• _DO THIS_
Select all lines holding the word "kind" from the entries that follow.

─── DATASET ROWS ───

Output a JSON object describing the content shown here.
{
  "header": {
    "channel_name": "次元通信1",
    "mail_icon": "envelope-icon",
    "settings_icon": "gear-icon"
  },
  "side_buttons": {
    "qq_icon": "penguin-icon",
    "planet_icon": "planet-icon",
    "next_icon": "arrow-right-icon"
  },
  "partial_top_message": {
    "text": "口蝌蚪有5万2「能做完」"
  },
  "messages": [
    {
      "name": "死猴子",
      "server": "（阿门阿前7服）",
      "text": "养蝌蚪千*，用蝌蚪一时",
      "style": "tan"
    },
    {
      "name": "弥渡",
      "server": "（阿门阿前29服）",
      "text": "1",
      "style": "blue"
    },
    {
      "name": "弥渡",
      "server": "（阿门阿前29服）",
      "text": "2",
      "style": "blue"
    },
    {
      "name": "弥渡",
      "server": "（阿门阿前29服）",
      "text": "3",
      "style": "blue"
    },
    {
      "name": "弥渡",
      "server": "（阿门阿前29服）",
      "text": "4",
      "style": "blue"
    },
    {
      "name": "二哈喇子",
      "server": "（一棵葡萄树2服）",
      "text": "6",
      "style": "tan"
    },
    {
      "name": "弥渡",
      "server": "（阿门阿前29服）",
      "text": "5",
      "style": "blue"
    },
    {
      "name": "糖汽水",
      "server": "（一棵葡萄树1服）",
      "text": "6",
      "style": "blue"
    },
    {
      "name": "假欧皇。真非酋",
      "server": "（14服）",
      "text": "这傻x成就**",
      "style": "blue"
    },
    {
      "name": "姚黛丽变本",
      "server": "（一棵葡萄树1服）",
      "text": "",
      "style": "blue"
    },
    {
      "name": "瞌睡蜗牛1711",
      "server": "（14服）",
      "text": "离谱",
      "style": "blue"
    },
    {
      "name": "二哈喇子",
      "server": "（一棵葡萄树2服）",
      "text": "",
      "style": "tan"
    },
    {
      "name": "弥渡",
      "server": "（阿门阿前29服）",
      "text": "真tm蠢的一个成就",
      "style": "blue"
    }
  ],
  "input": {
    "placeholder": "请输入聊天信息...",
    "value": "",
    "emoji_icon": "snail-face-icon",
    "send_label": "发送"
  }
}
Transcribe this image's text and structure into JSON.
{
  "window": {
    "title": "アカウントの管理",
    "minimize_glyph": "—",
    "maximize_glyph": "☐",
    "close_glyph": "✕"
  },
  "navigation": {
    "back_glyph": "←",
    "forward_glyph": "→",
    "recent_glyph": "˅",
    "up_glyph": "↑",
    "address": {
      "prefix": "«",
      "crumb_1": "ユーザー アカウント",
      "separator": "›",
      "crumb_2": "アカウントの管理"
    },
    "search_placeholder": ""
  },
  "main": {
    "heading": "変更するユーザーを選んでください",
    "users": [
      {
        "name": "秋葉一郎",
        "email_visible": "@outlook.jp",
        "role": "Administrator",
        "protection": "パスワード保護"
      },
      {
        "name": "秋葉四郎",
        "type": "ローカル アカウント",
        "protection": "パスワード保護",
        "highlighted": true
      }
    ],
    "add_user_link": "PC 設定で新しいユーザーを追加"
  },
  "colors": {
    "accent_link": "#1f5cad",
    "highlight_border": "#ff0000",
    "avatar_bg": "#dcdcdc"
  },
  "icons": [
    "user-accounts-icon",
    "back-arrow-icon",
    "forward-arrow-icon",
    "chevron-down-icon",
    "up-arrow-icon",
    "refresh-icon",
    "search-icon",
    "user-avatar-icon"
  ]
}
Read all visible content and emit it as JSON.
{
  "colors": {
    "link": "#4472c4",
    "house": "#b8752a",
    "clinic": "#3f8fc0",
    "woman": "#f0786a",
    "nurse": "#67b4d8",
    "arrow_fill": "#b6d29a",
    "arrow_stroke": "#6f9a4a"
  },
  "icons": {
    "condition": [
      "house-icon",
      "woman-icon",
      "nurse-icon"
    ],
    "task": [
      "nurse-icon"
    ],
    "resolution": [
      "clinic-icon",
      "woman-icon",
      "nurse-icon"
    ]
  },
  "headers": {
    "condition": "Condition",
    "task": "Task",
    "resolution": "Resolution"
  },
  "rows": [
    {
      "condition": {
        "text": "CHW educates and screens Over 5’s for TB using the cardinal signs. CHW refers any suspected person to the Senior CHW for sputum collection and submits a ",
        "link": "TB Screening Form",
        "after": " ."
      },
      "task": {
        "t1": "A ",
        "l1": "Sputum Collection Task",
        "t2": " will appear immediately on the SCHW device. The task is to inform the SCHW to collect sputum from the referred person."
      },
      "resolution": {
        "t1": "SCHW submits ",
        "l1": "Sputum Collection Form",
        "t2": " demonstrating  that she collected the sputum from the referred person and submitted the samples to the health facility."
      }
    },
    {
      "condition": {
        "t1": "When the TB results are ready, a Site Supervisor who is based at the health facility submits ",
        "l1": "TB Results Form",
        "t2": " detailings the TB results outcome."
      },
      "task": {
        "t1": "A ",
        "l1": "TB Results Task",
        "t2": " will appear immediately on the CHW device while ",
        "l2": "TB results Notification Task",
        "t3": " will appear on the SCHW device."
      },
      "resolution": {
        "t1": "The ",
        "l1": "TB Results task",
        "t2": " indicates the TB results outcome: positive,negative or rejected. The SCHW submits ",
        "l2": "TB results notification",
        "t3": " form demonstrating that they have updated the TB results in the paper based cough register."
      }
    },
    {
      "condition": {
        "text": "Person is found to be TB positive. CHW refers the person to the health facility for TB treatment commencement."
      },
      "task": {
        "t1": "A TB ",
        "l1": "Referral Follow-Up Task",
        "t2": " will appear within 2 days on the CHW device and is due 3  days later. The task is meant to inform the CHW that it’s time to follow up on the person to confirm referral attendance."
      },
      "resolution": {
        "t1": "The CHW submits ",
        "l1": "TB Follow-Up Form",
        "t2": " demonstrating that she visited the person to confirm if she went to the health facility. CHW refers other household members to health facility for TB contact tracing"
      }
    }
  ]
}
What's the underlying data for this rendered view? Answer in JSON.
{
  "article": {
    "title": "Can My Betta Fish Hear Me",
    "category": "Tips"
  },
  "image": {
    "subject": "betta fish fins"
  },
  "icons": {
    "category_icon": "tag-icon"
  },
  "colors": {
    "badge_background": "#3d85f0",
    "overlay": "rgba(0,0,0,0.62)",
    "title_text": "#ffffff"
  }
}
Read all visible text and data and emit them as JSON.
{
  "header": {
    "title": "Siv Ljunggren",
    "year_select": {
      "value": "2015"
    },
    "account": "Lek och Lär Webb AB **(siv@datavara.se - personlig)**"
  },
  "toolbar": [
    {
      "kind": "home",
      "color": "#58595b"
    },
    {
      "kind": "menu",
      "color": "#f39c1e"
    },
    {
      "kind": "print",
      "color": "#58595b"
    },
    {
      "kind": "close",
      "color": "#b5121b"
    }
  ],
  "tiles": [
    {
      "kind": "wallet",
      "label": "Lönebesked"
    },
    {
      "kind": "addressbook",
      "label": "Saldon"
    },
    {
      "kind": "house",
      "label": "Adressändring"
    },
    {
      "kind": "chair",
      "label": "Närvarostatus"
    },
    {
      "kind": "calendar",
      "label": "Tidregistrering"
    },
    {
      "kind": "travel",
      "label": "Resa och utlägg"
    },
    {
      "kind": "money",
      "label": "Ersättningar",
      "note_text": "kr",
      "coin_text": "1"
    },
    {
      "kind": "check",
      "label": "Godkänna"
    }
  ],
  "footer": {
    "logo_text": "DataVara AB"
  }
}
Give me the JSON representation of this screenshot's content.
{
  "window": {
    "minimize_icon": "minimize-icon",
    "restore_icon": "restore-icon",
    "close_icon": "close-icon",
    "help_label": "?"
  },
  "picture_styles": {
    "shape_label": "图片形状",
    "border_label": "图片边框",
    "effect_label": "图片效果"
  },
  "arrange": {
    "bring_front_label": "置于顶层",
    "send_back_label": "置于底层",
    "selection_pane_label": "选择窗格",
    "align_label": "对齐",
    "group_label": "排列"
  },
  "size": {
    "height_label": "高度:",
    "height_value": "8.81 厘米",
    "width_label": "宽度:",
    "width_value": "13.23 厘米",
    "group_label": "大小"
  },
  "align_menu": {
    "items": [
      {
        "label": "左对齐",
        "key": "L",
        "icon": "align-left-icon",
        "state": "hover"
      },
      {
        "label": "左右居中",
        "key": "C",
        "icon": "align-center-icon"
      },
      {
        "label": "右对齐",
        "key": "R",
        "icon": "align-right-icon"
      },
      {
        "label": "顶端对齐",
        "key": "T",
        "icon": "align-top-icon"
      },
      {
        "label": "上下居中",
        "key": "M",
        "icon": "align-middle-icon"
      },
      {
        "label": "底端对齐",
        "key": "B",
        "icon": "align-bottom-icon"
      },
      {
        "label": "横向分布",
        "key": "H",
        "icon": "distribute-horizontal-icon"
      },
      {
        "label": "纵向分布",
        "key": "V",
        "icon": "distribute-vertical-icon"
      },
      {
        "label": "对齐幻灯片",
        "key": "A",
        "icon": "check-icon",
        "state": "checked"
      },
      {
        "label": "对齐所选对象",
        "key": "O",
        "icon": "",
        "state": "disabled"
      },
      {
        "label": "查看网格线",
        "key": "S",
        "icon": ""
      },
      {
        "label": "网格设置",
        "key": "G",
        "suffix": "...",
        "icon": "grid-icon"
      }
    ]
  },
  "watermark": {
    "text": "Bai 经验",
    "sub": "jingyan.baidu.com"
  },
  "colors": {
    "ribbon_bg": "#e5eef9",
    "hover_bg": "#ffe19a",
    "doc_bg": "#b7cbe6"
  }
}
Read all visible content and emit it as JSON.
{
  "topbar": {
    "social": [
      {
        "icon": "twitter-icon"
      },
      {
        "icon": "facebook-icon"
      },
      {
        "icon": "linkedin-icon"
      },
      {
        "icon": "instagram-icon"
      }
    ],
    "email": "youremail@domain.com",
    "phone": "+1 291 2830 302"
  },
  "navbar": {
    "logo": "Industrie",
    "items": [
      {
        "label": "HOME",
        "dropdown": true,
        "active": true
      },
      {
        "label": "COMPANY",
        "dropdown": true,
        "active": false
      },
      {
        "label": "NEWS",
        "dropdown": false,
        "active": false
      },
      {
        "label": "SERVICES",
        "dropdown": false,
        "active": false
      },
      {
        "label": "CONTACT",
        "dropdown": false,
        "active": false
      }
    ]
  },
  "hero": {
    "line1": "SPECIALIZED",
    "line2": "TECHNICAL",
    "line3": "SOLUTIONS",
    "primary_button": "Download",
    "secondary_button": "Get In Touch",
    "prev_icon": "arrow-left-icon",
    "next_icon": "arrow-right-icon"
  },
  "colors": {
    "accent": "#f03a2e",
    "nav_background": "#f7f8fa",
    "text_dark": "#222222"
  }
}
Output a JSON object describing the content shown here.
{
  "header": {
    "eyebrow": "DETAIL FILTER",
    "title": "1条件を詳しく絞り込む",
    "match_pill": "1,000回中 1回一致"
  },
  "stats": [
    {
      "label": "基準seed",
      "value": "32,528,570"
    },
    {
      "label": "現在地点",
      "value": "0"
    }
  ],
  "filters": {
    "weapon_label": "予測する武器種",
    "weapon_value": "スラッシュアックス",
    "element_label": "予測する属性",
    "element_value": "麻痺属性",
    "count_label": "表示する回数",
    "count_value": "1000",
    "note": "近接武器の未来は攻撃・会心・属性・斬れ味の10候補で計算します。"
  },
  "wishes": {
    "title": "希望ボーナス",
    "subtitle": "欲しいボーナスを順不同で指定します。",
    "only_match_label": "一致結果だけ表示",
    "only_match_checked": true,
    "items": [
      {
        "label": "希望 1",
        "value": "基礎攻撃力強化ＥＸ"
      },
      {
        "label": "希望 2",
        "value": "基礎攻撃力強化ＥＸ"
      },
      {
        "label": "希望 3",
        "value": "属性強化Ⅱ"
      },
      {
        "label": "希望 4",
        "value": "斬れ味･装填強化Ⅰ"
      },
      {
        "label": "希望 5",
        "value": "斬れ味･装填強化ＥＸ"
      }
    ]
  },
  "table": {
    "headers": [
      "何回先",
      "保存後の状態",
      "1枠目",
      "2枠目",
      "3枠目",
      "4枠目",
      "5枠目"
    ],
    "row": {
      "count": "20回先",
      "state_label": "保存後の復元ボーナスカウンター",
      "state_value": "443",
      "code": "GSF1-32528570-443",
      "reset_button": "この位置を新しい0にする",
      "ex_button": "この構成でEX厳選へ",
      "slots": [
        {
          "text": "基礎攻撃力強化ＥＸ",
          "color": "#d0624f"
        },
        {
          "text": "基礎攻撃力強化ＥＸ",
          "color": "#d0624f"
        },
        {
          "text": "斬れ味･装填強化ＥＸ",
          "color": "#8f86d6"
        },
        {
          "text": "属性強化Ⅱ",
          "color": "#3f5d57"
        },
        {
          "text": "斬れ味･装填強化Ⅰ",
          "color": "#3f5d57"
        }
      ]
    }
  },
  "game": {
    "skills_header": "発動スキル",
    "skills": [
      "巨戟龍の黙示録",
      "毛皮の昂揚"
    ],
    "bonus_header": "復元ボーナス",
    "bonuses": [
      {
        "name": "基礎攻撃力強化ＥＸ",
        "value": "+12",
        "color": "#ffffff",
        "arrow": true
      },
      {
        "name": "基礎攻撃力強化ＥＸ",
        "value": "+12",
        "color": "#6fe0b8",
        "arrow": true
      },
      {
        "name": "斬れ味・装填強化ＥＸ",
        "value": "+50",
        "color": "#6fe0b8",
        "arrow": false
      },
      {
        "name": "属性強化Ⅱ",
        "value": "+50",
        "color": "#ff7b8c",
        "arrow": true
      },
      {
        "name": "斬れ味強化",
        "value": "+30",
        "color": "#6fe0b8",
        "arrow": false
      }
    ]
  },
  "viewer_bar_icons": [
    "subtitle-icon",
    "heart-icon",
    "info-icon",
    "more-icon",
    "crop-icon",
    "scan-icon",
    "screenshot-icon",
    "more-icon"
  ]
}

───

• _THE SOLUTION_
      "kind": "home",
      "kind": "menu",
      "kind": "print",
      "kind": "close",
      "kind": "wallet",
      "kind": "addressbook",
      "kind": "house",
      "kind": "chair",
      "kind": "calendar",
      "kind": "travel",
      "kind": "money",
      "kind": "check",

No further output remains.